## [DIRECTION]
Filter out everything except lines holding "Output".

(Entries with figure data)
▼

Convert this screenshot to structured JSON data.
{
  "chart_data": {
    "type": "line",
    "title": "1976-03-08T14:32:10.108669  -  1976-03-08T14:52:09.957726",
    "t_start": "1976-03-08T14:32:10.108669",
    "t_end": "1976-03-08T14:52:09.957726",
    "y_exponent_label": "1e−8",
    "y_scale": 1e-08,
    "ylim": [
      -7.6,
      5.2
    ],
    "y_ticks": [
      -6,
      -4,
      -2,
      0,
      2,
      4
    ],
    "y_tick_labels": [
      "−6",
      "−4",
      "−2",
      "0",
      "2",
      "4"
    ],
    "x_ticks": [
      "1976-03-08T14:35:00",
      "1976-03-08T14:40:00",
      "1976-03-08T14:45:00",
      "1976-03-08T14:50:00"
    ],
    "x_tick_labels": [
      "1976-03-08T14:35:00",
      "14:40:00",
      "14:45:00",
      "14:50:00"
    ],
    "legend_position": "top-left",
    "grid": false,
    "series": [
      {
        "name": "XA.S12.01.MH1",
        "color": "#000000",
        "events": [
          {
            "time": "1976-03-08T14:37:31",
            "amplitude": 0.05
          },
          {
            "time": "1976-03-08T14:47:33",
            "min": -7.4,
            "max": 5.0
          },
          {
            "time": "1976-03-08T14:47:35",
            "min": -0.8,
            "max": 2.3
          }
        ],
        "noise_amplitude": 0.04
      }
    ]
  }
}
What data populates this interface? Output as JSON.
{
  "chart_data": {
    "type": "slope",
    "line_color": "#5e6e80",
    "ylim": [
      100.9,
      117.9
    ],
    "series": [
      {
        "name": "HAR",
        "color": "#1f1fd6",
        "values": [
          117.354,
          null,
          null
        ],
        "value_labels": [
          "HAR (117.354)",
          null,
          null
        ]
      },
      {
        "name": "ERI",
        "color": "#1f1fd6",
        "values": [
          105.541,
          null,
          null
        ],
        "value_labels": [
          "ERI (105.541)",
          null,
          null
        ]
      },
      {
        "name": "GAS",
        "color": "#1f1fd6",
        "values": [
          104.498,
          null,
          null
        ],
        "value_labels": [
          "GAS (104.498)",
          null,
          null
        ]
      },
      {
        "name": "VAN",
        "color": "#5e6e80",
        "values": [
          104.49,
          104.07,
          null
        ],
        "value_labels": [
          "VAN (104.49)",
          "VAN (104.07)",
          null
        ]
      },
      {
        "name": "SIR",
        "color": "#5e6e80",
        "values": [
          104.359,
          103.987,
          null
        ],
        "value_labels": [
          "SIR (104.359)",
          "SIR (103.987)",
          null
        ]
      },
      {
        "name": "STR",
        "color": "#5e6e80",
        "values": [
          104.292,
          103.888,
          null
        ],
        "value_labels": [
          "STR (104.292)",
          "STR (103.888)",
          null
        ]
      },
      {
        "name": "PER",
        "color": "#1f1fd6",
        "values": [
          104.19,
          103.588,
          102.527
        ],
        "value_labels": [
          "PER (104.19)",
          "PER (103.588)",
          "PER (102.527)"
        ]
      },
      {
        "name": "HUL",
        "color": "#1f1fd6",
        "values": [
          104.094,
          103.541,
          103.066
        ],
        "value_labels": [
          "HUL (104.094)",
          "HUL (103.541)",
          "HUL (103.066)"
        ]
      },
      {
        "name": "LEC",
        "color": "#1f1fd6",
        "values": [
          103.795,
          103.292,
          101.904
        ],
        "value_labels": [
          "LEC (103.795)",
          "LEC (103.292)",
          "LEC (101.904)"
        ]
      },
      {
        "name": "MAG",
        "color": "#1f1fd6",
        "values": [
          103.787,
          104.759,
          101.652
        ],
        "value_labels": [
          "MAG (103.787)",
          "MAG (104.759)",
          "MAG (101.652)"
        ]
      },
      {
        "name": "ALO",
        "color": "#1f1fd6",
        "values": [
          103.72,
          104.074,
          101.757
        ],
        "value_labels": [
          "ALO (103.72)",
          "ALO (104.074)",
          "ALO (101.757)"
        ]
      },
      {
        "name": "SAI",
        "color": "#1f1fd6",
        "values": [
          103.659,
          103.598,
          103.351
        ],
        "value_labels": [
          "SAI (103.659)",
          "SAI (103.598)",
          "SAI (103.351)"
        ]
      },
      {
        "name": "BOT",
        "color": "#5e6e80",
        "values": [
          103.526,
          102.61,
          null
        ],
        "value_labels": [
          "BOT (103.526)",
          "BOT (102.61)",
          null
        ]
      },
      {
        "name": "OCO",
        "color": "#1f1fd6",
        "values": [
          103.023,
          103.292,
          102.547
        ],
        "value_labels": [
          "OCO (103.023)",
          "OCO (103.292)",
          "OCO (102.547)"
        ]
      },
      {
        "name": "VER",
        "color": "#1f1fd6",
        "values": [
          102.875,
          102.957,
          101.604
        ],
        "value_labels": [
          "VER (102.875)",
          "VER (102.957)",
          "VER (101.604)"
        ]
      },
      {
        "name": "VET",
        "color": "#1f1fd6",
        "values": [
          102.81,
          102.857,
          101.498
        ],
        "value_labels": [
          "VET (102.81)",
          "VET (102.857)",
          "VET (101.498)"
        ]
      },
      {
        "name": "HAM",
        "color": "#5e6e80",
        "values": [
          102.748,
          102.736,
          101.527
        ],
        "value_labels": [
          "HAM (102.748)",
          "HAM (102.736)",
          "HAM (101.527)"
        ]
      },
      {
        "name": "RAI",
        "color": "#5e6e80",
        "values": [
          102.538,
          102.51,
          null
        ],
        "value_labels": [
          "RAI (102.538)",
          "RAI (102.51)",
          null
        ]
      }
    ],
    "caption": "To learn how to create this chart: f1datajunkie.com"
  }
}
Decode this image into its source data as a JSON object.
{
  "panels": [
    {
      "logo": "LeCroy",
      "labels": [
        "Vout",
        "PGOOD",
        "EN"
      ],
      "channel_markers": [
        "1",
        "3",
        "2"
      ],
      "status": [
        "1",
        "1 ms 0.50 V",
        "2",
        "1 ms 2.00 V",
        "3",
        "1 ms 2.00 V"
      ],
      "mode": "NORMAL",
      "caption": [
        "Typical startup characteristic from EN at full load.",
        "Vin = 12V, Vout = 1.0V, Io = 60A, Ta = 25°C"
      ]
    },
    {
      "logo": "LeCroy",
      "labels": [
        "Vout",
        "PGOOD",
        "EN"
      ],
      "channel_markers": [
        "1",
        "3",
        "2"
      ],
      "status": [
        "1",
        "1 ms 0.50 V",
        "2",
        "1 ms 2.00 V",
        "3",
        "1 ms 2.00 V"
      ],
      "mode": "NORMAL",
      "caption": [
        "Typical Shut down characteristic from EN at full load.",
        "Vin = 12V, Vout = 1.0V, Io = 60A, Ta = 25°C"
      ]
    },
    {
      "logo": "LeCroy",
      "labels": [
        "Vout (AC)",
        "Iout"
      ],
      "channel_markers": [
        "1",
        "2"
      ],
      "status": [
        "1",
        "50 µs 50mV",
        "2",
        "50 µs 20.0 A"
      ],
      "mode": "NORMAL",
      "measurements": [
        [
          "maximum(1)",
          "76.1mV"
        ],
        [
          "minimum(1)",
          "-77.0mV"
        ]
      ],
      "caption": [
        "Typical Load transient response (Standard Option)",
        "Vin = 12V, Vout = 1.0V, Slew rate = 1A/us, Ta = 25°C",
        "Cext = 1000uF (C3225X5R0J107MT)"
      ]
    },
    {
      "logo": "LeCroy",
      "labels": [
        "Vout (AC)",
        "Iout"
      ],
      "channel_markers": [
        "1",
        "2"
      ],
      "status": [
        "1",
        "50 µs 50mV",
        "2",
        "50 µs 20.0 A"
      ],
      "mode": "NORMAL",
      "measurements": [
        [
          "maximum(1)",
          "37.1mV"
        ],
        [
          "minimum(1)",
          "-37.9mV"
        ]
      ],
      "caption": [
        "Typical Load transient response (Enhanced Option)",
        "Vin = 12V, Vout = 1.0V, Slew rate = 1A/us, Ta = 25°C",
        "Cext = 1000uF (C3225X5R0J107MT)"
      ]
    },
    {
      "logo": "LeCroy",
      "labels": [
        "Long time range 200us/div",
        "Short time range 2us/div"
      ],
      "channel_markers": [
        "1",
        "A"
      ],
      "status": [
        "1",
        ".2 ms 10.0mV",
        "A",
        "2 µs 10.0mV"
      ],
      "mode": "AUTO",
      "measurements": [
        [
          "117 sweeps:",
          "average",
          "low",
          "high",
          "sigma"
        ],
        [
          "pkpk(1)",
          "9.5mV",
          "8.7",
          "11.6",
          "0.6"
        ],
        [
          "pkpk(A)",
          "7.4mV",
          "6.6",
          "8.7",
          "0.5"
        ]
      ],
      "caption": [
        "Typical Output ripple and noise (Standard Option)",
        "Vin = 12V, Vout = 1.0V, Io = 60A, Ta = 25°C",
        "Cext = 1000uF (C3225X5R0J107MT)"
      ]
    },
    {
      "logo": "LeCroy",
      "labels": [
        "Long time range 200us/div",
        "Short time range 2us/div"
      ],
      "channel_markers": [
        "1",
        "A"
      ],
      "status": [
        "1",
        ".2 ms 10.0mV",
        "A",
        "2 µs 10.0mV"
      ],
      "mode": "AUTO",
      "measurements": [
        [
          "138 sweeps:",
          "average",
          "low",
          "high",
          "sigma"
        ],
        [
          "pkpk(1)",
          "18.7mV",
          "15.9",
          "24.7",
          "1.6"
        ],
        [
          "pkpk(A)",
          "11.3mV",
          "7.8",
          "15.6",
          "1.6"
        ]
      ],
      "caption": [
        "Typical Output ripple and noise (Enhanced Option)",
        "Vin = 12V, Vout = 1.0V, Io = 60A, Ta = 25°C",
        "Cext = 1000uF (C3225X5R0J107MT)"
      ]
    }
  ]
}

▲

## [PROBLEM SOLUTION]
What data populates this interface? Output as JSON.
        "Typical Output ripple and noise (Standard Option)",
        "Typical Output ripple and noise (Enhanced Option)",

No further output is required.